- [Short task]: Output the material beneath this task exactly, images excluded.

- [Records for this exercise]:
▶

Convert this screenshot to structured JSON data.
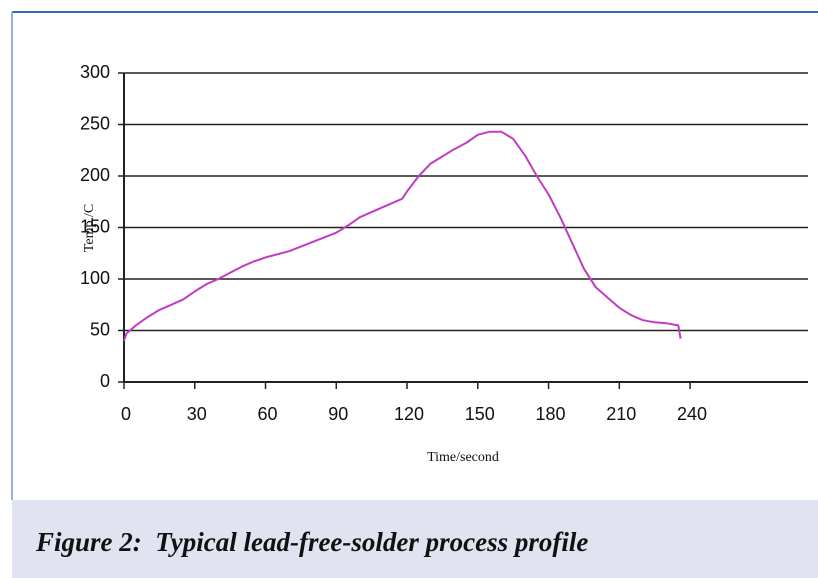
{
  "chart_data": {
    "type": "line",
    "caption": "Figure 2:  Typical lead-free-solder process profile",
    "x_label": "Time/second",
    "y_label": "Temp./C",
    "xlim": [
      0,
      290
    ],
    "ylim": [
      0,
      300
    ],
    "xticks": [
      0,
      30,
      60,
      90,
      120,
      150,
      180,
      210,
      240
    ],
    "yticks": [
      0,
      50,
      100,
      150,
      200,
      250,
      300
    ],
    "grid": true,
    "x": [
      0,
      1,
      5,
      10,
      15,
      20,
      25,
      30,
      35,
      40,
      45,
      50,
      55,
      60,
      70,
      80,
      90,
      95,
      100,
      110,
      118,
      120,
      125,
      130,
      140,
      145,
      150,
      155,
      160,
      165,
      170,
      175,
      180,
      185,
      190,
      195,
      200,
      205,
      210,
      215,
      220,
      225,
      230,
      235,
      236
    ],
    "series": [
      {
        "name": "Temperature",
        "color": "#c23bc4",
        "values": [
          40,
          47,
          55,
          63,
          70,
          75,
          80,
          88,
          95,
          100,
          106,
          112,
          117,
          121,
          127,
          136,
          145,
          152,
          160,
          170,
          178,
          185,
          200,
          212,
          226,
          232,
          240,
          243,
          243,
          236,
          220,
          200,
          182,
          160,
          135,
          110,
          92,
          82,
          72,
          65,
          60,
          58,
          57,
          55,
          42
        ]
      }
    ]
  }
}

◀

- [Output for this exercise]:
Convert this screenshot to structured JSON data.
{
  "chart_data": {
    "type": "line",
    "caption": "Figure 2:  Typical lead-free-solder process profile",
    "x_label": "Time/second",
    "y_label": "Temp./C",
    "xlim": [
      0,
      290
    ],
    "ylim": [
      0,
      300
    ],
    "xticks": [
      0,
      30,
      60,
      90,
      120,
      150,
      180,
      210,
      240
    ],
    "yticks": [
      0,
      50,
      100,
      150,
      200,
      250,
      300
    ],
    "grid": true,
    "x": [
      0,
      1,
      5,
      10,
      15,
      20,
      25,
      30,
      35,
      40,
      45,
      50,
      55,
      60,
      70,
      80,
      90,
      95,
      100,
      110,
      118,
      120,
      125,
      130,
      140,
      145,
      150,
      155,
      160,
      165,
      170,
      175,
      180,
      185,
      190,
      195,
      200,
      205,
      210,
      215,
      220,
      225,
      230,
      235,
      236
    ],
    "series": [
      {
        "name": "Temperature",
        "color": "#c23bc4",
        "values": [
          40,
          47,
          55,
          63,
          70,
          75,
          80,
          88,
          95,
          100,
          106,
          112,
          117,
          121,
          127,
          136,
          145,
          152,
          160,
          170,
          178,
          185,
          200,
          212,
          226,
          232,
          240,
          243,
          243,
          236,
          220,
          200,
          182,
          160,
          135,
          110,
          92,
          82,
          72,
          65,
          60,
          58,
          57,
          55,
          42
        ]
      }
    ]
  }
}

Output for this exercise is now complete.